STATED PROBLEM:
Make an exact transcription of the material, leaving out all images.

_____

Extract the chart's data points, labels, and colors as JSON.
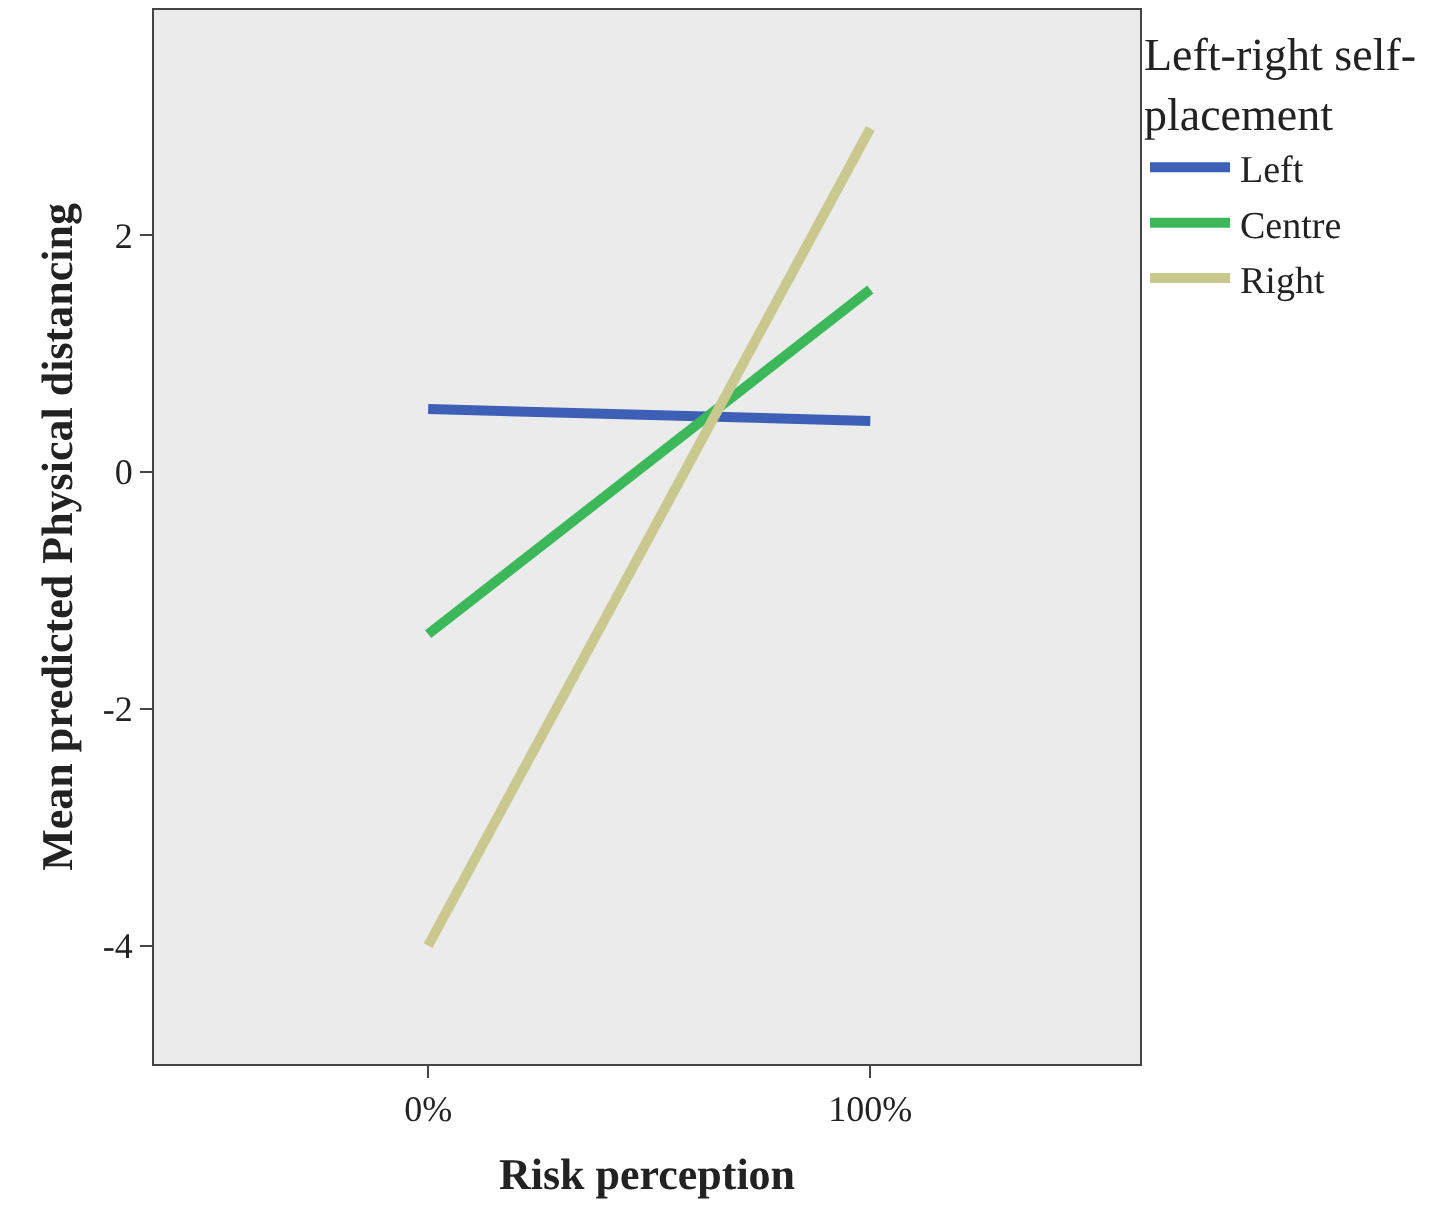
{
  "chart_data": {
    "type": "line",
    "xlabel": "Risk perception",
    "ylabel": "Mean predicted Physical distancing",
    "legend_title": "Left-right self-placement",
    "categories": [
      "0%",
      "100%"
    ],
    "series": [
      {
        "name": "Left",
        "color": "#3d5fb5",
        "values": [
          0.53,
          0.43
        ]
      },
      {
        "name": "Centre",
        "color": "#3cb85a",
        "values": [
          -1.37,
          1.54
        ]
      },
      {
        "name": "Right",
        "color": "#c9c98f",
        "values": [
          -4.0,
          2.9
        ]
      }
    ],
    "ylim": [
      -5,
      3.9
    ],
    "yticks": [
      -4,
      -2,
      0,
      2
    ],
    "grid": false,
    "legend": "right",
    "marker": "none",
    "line_style": "solid"
  }
}
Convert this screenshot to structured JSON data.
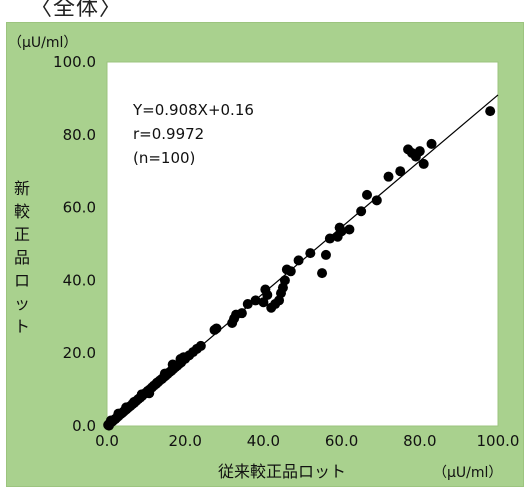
{
  "header": {
    "partial_label": "〈全体〉"
  },
  "chart_data": {
    "type": "scatter",
    "xlabel": "従来較正品ロット",
    "ylabel": "新較正品ロット",
    "x_unit": "（μU/ml）",
    "y_unit": "（μU/ml）",
    "xlim": [
      0,
      100
    ],
    "ylim": [
      0,
      100
    ],
    "x_ticks": [
      "0.0",
      "20.0",
      "40.0",
      "60.0",
      "80.0",
      "100.0"
    ],
    "y_ticks": [
      "0.0",
      "20.0",
      "40.0",
      "60.0",
      "80.0",
      "100.0"
    ],
    "grid": false,
    "annotations": [
      "Y=0.908X+0.16",
      "r=0.9972",
      "(n=100)"
    ],
    "regression": {
      "slope": 0.908,
      "intercept": 0.16,
      "x_range": [
        0,
        100
      ]
    },
    "colors": {
      "panel": "#a9d18e",
      "plot_area": "#ffffff",
      "points": "#000000"
    },
    "points": [
      [
        0.3,
        0.3
      ],
      [
        0.6,
        0.6
      ],
      [
        0.9,
        0.9
      ],
      [
        1.2,
        1.1
      ],
      [
        1.5,
        1.4
      ],
      [
        1.8,
        1.7
      ],
      [
        2.1,
        1.9
      ],
      [
        2.4,
        2.2
      ],
      [
        2.7,
        2.5
      ],
      [
        3.0,
        2.8
      ],
      [
        3.4,
        3.2
      ],
      [
        3.8,
        3.5
      ],
      [
        4.2,
        3.9
      ],
      [
        4.6,
        4.3
      ],
      [
        5.0,
        4.6
      ],
      [
        5.5,
        5.1
      ],
      [
        6.0,
        5.5
      ],
      [
        6.5,
        6.0
      ],
      [
        7.0,
        6.4
      ],
      [
        7.5,
        6.9
      ],
      [
        8.0,
        7.4
      ],
      [
        8.5,
        7.8
      ],
      [
        9.0,
        8.3
      ],
      [
        9.5,
        8.8
      ],
      [
        10.0,
        9.2
      ],
      [
        10.5,
        9.7
      ],
      [
        11.0,
        10.1
      ],
      [
        11.5,
        10.6
      ],
      [
        12.0,
        11.1
      ],
      [
        12.5,
        11.5
      ],
      [
        13.0,
        12.0
      ],
      [
        13.5,
        12.5
      ],
      [
        14.0,
        12.9
      ],
      [
        14.5,
        13.4
      ],
      [
        15.0,
        13.8
      ],
      [
        15.5,
        14.3
      ],
      [
        16.0,
        14.8
      ],
      [
        16.5,
        15.2
      ],
      [
        17.0,
        15.7
      ],
      [
        17.5,
        16.2
      ],
      [
        18.0,
        16.6
      ],
      [
        18.5,
        17.1
      ],
      [
        19.0,
        17.5
      ],
      [
        20.0,
        18.5
      ],
      [
        21.0,
        19.4
      ],
      [
        22.0,
        20.3
      ],
      [
        23.0,
        21.2
      ],
      [
        24.0,
        22.0
      ],
      [
        10.8,
        9.0
      ],
      [
        12.8,
        11.9
      ],
      [
        14.8,
        14.4
      ],
      [
        16.8,
        16.9
      ],
      [
        18.8,
        18.4
      ],
      [
        2.9,
        3.4
      ],
      [
        4.9,
        5.1
      ],
      [
        6.9,
        6.6
      ],
      [
        8.9,
        8.7
      ],
      [
        1.0,
        1.5
      ],
      [
        0.5,
        0.1
      ],
      [
        19.6,
        18.9
      ],
      [
        27.5,
        26.4
      ],
      [
        28.0,
        26.8
      ],
      [
        32.0,
        28.3
      ],
      [
        32.5,
        29.5
      ],
      [
        33.0,
        30.6
      ],
      [
        34.5,
        31.0
      ],
      [
        40.0,
        34.0
      ],
      [
        40.5,
        37.5
      ],
      [
        41.0,
        36.0
      ],
      [
        42.0,
        32.5
      ],
      [
        43.0,
        33.5
      ],
      [
        44.0,
        34.5
      ],
      [
        44.5,
        36.5
      ],
      [
        45.0,
        38.0
      ],
      [
        45.5,
        40.0
      ],
      [
        46.0,
        43.0
      ],
      [
        49.0,
        45.5
      ],
      [
        55.0,
        42.0
      ],
      [
        56.0,
        47.0
      ],
      [
        59.0,
        52.0
      ],
      [
        60.0,
        53.5
      ],
      [
        59.5,
        54.5
      ],
      [
        62.0,
        54.0
      ],
      [
        65.0,
        59.0
      ],
      [
        66.5,
        63.5
      ],
      [
        69.0,
        62.0
      ],
      [
        72.0,
        68.5
      ],
      [
        75.0,
        70.0
      ],
      [
        77.0,
        76.0
      ],
      [
        78.0,
        75.0
      ],
      [
        79.0,
        74.0
      ],
      [
        80.0,
        75.5
      ],
      [
        81.0,
        72.0
      ],
      [
        83.0,
        77.5
      ],
      [
        98.0,
        86.5
      ],
      [
        36.0,
        33.5
      ],
      [
        38.0,
        34.5
      ],
      [
        47.0,
        42.5
      ],
      [
        52.0,
        47.5
      ],
      [
        57.0,
        51.5
      ]
    ]
  }
}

_____

SOLUTION FOR THIS EXERCISE:
Extract the chart's data points, labels, and colors as JSON.
{
  "chart_data": {
    "type": "line",
    "xlabel": "Risk perception",
    "ylabel": "Mean predicted Physical distancing",
    "legend_title": "Left-right self-placement",
    "categories": [
      "0%",
      "100%"
    ],
    "series": [
      {
        "name": "Left",
        "color": "#3d5fb5",
        "values": [
          0.53,
          0.43
        ]
      },
      {
        "name": "Centre",
        "color": "#3cb85a",
        "values": [
          -1.37,
          1.54
        ]
      },
      {
        "name": "Right",
        "color": "#c9c98f",
        "values": [
          -4.0,
          2.9
        ]
      }
    ],
    "ylim": [
      -5,
      3.9
    ],
    "yticks": [
      -4,
      -2,
      0,
      2
    ],
    "grid": false,
    "legend": "right",
    "marker": "none",
    "line_style": "solid"
  }
}
Convert this screenshot to structured JSON data.
{
  "header": {
    "partial_label": "〈全体〉"
  },
  "chart_data": {
    "type": "scatter",
    "xlabel": "従来較正品ロット",
    "ylabel": "新較正品ロット",
    "x_unit": "（μU/ml）",
    "y_unit": "（μU/ml）",
    "xlim": [
      0,
      100
    ],
    "ylim": [
      0,
      100
    ],
    "x_ticks": [
      "0.0",
      "20.0",
      "40.0",
      "60.0",
      "80.0",
      "100.0"
    ],
    "y_ticks": [
      "0.0",
      "20.0",
      "40.0",
      "60.0",
      "80.0",
      "100.0"
    ],
    "grid": false,
    "annotations": [
      "Y=0.908X+0.16",
      "r=0.9972",
      "(n=100)"
    ],
    "regression": {
      "slope": 0.908,
      "intercept": 0.16,
      "x_range": [
        0,
        100
      ]
    },
    "colors": {
      "panel": "#a9d18e",
      "plot_area": "#ffffff",
      "points": "#000000"
    },
    "points": [
      [
        0.3,
        0.3
      ],
      [
        0.6,
        0.6
      ],
      [
        0.9,
        0.9
      ],
      [
        1.2,
        1.1
      ],
      [
        1.5,
        1.4
      ],
      [
        1.8,
        1.7
      ],
      [
        2.1,
        1.9
      ],
      [
        2.4,
        2.2
      ],
      [
        2.7,
        2.5
      ],
      [
        3.0,
        2.8
      ],
      [
        3.4,
        3.2
      ],
      [
        3.8,
        3.5
      ],
      [
        4.2,
        3.9
      ],
      [
        4.6,
        4.3
      ],
      [
        5.0,
        4.6
      ],
      [
        5.5,
        5.1
      ],
      [
        6.0,
        5.5
      ],
      [
        6.5,
        6.0
      ],
      [
        7.0,
        6.4
      ],
      [
        7.5,
        6.9
      ],
      [
        8.0,
        7.4
      ],
      [
        8.5,
        7.8
      ],
      [
        9.0,
        8.3
      ],
      [
        9.5,
        8.8
      ],
      [
        10.0,
        9.2
      ],
      [
        10.5,
        9.7
      ],
      [
        11.0,
        10.1
      ],
      [
        11.5,
        10.6
      ],
      [
        12.0,
        11.1
      ],
      [
        12.5,
        11.5
      ],
      [
        13.0,
        12.0
      ],
      [
        13.5,
        12.5
      ],
      [
        14.0,
        12.9
      ],
      [
        14.5,
        13.4
      ],
      [
        15.0,
        13.8
      ],
      [
        15.5,
        14.3
      ],
      [
        16.0,
        14.8
      ],
      [
        16.5,
        15.2
      ],
      [
        17.0,
        15.7
      ],
      [
        17.5,
        16.2
      ],
      [
        18.0,
        16.6
      ],
      [
        18.5,
        17.1
      ],
      [
        19.0,
        17.5
      ],
      [
        20.0,
        18.5
      ],
      [
        21.0,
        19.4
      ],
      [
        22.0,
        20.3
      ],
      [
        23.0,
        21.2
      ],
      [
        24.0,
        22.0
      ],
      [
        10.8,
        9.0
      ],
      [
        12.8,
        11.9
      ],
      [
        14.8,
        14.4
      ],
      [
        16.8,
        16.9
      ],
      [
        18.8,
        18.4
      ],
      [
        2.9,
        3.4
      ],
      [
        4.9,
        5.1
      ],
      [
        6.9,
        6.6
      ],
      [
        8.9,
        8.7
      ],
      [
        1.0,
        1.5
      ],
      [
        0.5,
        0.1
      ],
      [
        19.6,
        18.9
      ],
      [
        27.5,
        26.4
      ],
      [
        28.0,
        26.8
      ],
      [
        32.0,
        28.3
      ],
      [
        32.5,
        29.5
      ],
      [
        33.0,
        30.6
      ],
      [
        34.5,
        31.0
      ],
      [
        40.0,
        34.0
      ],
      [
        40.5,
        37.5
      ],
      [
        41.0,
        36.0
      ],
      [
        42.0,
        32.5
      ],
      [
        43.0,
        33.5
      ],
      [
        44.0,
        34.5
      ],
      [
        44.5,
        36.5
      ],
      [
        45.0,
        38.0
      ],
      [
        45.5,
        40.0
      ],
      [
        46.0,
        43.0
      ],
      [
        49.0,
        45.5
      ],
      [
        55.0,
        42.0
      ],
      [
        56.0,
        47.0
      ],
      [
        59.0,
        52.0
      ],
      [
        60.0,
        53.5
      ],
      [
        59.5,
        54.5
      ],
      [
        62.0,
        54.0
      ],
      [
        65.0,
        59.0
      ],
      [
        66.5,
        63.5
      ],
      [
        69.0,
        62.0
      ],
      [
        72.0,
        68.5
      ],
      [
        75.0,
        70.0
      ],
      [
        77.0,
        76.0
      ],
      [
        78.0,
        75.0
      ],
      [
        79.0,
        74.0
      ],
      [
        80.0,
        75.5
      ],
      [
        81.0,
        72.0
      ],
      [
        83.0,
        77.5
      ],
      [
        98.0,
        86.5
      ],
      [
        36.0,
        33.5
      ],
      [
        38.0,
        34.5
      ],
      [
        47.0,
        42.5
      ],
      [
        52.0,
        47.5
      ],
      [
        57.0,
        51.5
      ]
    ]
  }
}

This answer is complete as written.